TASKS TO CARRY OUT:
(1) In the lecture excerpt, what term names a process in which the next state depends on the previous states and some random element?
(2) Retype the part of the lecture excerpt starting at "JOHN GUTTAG: All" and ending at "one of each?".
(3) Using the lecture excerpt, explain why we might as well treat the world as inherently unpredictable.

And two other very well-known physicists, Albert Einstein and Schrodinger, basically said, no, this is wrong. Bohr, Heisenberg, you guys are idiots. It's just not true. They probably didn't call them idiots. And this is most exemplified by Einstein's famous quote that "God does not play dice," which is indicative of the fact that this was actually a discussion that permeated not just the world of physics, but society in general people really turned it into literally a religious issue, as did Einstein.
Well, so now we should ask the question, does it really matter? And to illustrate that, I need two coins. I forgot to bring any coins with me. Does anyone got a coin they can lend me?
AUDIENCE: I have some coins.
JOHN GUTTAG: All right. Now, this is where I see how much the students trust me. Do I get a penny? Do I get a silver dollar? So what do we got here? This is someone who's entrusting me with quarters, not so bad.
So we'll take these quarters, and we'll shake them up, and we'll put them down on the table. And now, we'll ask a question-- do we have two heads, two tails, or one head and one tail? So who thinks we have two heads? Who thinks we have two tails? Who thinks we have one of each?
Well, clearly, everyone except a few people-- for example, the Indians fan, who clearly believe in the counterfactual-- made the most probabilistic decision. But in fact, there is no nondeterminism here. I know the answer. And so in some sense, it doesn't matter whether it's deterministic, because in fact, it's not causally nondeterministic. The answer is quite clear, but you don't know the answer.
And so whether or not the world is inherently unpredictable, the fact that we never have complete knowledge of the world suggests that we might as well treat it as inherently unpredictable. And so this is called predictive nondeterminism. And this really is what's going to underline pretty much everything else we're going to be doing here.
No comments about that? I wouldn't do that to you. Thank you. I know you are wishing to get interest on the money, but you don't get any.
AUDIENCE: Was it heads or tails?
JOHN GUTTAG: What was that? So when we think about nondeterminism in computation, we use the word stochastic process. And that's any process that's ongoing in which the next state depends upon the previous states in some random element.
So typically up till now when we've written code, one line of code did depended only on what the previous lines of code did. There was no randomness. Here, we're going to have randomness.
And we can see the difference if we look at these two specifications of rolling a die. The first one, returns an int between 1 and 6, is what I'll call underdetermined. By that I mean you can't tell what it's going to return. Maybe it will return a different number each time you call it, but it's not required to. Maybe it will return three every time you call it.
The second specification requires randomness. It says, it returns are randomly chosen int. So it requires a stochastic implementation.
Let's look at how we implement a random process in Python. We start by importing the library random. This is not to say you can import any random library you want. It's to say you import the library called random. Let me get my pen out of here. And we'll use that a lot.
And then we're going to use the function in random called random.choice. It takes as an argument a sequence, in this case a list, and randomly chooses one member of the list. And it chooses it uniformly. It's a uniform distribution.

MATERIAL SHOWN:
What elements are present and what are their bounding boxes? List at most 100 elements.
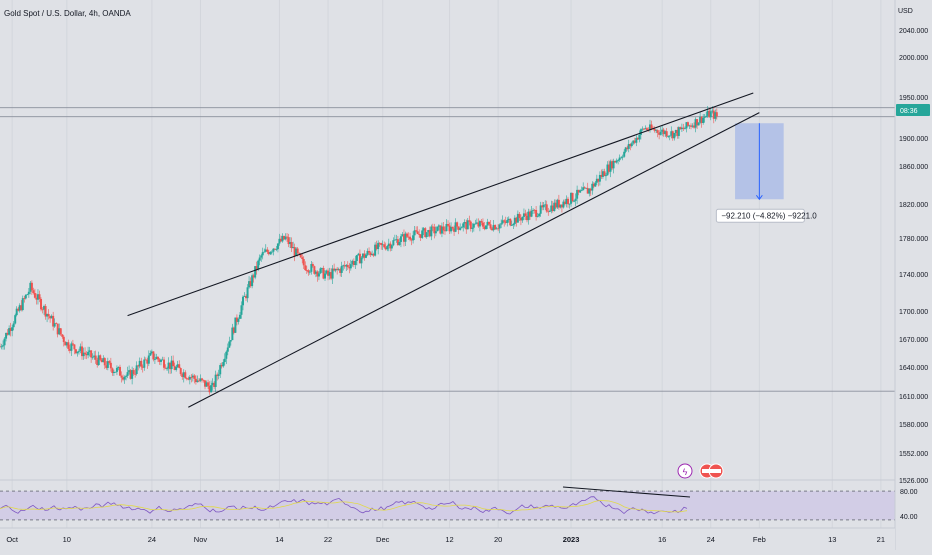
candle-up[interactable] [670,131,673,136]
candle-down[interactable] [608,164,611,172]
candle-up[interactable] [463,222,466,224]
candle-up[interactable] [422,228,425,231]
candle-up[interactable] [604,175,607,177]
candle-down[interactable] [416,231,419,235]
candle-up[interactable] [269,252,272,255]
candle-up[interactable] [102,358,105,363]
candle-down[interactable] [503,220,506,222]
candle-down[interactable] [419,234,422,238]
candle-up[interactable] [559,204,562,208]
candle-up[interactable] [478,221,481,227]
candle-up[interactable] [126,372,129,376]
candle-up[interactable] [58,328,61,335]
candle-up[interactable] [530,210,533,217]
candle-up[interactable] [460,227,463,229]
candle-up[interactable] [27,291,30,295]
candle-down[interactable] [232,327,235,333]
candle-up[interactable] [176,364,179,368]
candle-down[interactable] [676,129,679,136]
candle-down[interactable] [656,130,659,133]
candle-down[interactable] [363,253,366,258]
candle-down[interactable] [141,366,144,368]
candle-up[interactable] [413,230,416,236]
candle-down[interactable] [557,199,560,208]
candle-up[interactable] [191,375,194,378]
candle-down[interactable] [146,359,149,364]
candle-up[interactable] [243,296,246,297]
candle-down[interactable] [322,267,325,279]
candle-up[interactable] [219,365,222,375]
candle-down[interactable] [545,204,548,212]
candle-down[interactable] [626,147,629,149]
candle-down[interactable] [491,228,494,231]
candle-down[interactable] [245,296,248,299]
candle-up[interactable] [284,236,287,240]
candle-up[interactable] [222,362,225,367]
candle-down[interactable] [603,171,606,177]
candle-down[interactable] [428,229,431,237]
candle-down[interactable] [307,270,310,273]
candle-down[interactable] [40,299,43,310]
candle-up[interactable] [612,160,615,169]
candle-up[interactable] [317,273,320,277]
candle-down[interactable] [302,259,305,266]
candle-up[interactable] [659,131,662,135]
candle-up[interactable] [591,183,594,191]
candle-up[interactable] [527,211,530,221]
candle-down[interactable] [712,110,715,119]
candle-up[interactable] [308,271,311,273]
candle-up[interactable] [223,358,226,363]
candle-up[interactable] [196,380,199,383]
candle-up[interactable] [231,327,234,341]
candle-down[interactable] [489,224,492,229]
candle-down[interactable] [304,265,307,271]
candle-down[interactable] [156,356,159,360]
candle-up[interactable] [466,220,469,230]
candle-down[interactable] [589,188,592,191]
candle-up[interactable] [5,332,8,339]
candle-up[interactable] [425,232,428,237]
candle-down[interactable] [197,380,200,382]
candle-up[interactable] [620,157,623,159]
candle-down[interactable] [577,189,580,193]
candle-up[interactable] [155,356,158,360]
candle-up[interactable] [354,260,357,265]
candle-up[interactable] [437,225,440,227]
candle-up[interactable] [398,241,401,246]
candle-up[interactable] [320,267,323,269]
candle-up[interactable] [664,131,667,135]
candle-down[interactable] [235,317,238,322]
candle-up[interactable] [46,313,49,317]
candle-up[interactable] [386,246,389,250]
candle-up[interactable] [278,238,281,244]
candle-up[interactable] [609,161,612,172]
candle-up[interactable] [641,128,644,130]
candle-down[interactable] [0,346,1,348]
rsi-pane[interactable] [0,486,895,521]
candle-up[interactable] [125,375,128,377]
candle-down[interactable] [132,370,135,374]
candle-down[interactable] [120,375,123,378]
candle-up[interactable] [436,226,439,232]
candle-up[interactable] [395,239,398,241]
candle-up[interactable] [210,385,213,393]
candle-up[interactable] [91,356,94,358]
candle-up[interactable] [14,315,17,324]
candle-down[interactable] [140,360,143,367]
candle-up[interactable] [486,221,489,226]
candle-down[interactable] [316,271,319,277]
candle-down[interactable] [679,127,682,130]
candle-up[interactable] [644,128,647,130]
candle-up[interactable] [2,345,5,347]
candle-down[interactable] [84,352,87,354]
horizontal-lines[interactable] [0,107,895,392]
candle-up[interactable] [638,134,641,140]
candle-up[interactable] [501,220,504,224]
candle-up[interactable] [251,275,254,287]
candle-up[interactable] [15,308,18,316]
candle-down[interactable] [208,385,211,393]
candle-down[interactable] [380,243,383,246]
candle-up[interactable] [606,164,609,176]
candle-up[interactable] [106,361,109,368]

EXERCISE RESPONSES:
(1) A stochastic process.

(2)
JOHN GUTTAG: All right. Now, this is where I see how much the students trust me. Do I get a penny? Do I get a silver dollar? So what do we got here? This is someone who's entrusting me with quarters, not so bad.
So we'll take these quarters, and we'll shake them up, and we'll put them down on the table. And now, we'll ask a question-- do we have two heads, two tails, or one head and one tail? So who thinks we have two heads? Who thinks we have two tails? Who thinks we have one of each?

(3) Whether or not the world really is inherently unpredictable, we never have complete knowledge of it. That lack of knowledge is reason enough to treat it as unpredictable, which the lecture calls predictive nondeterminism.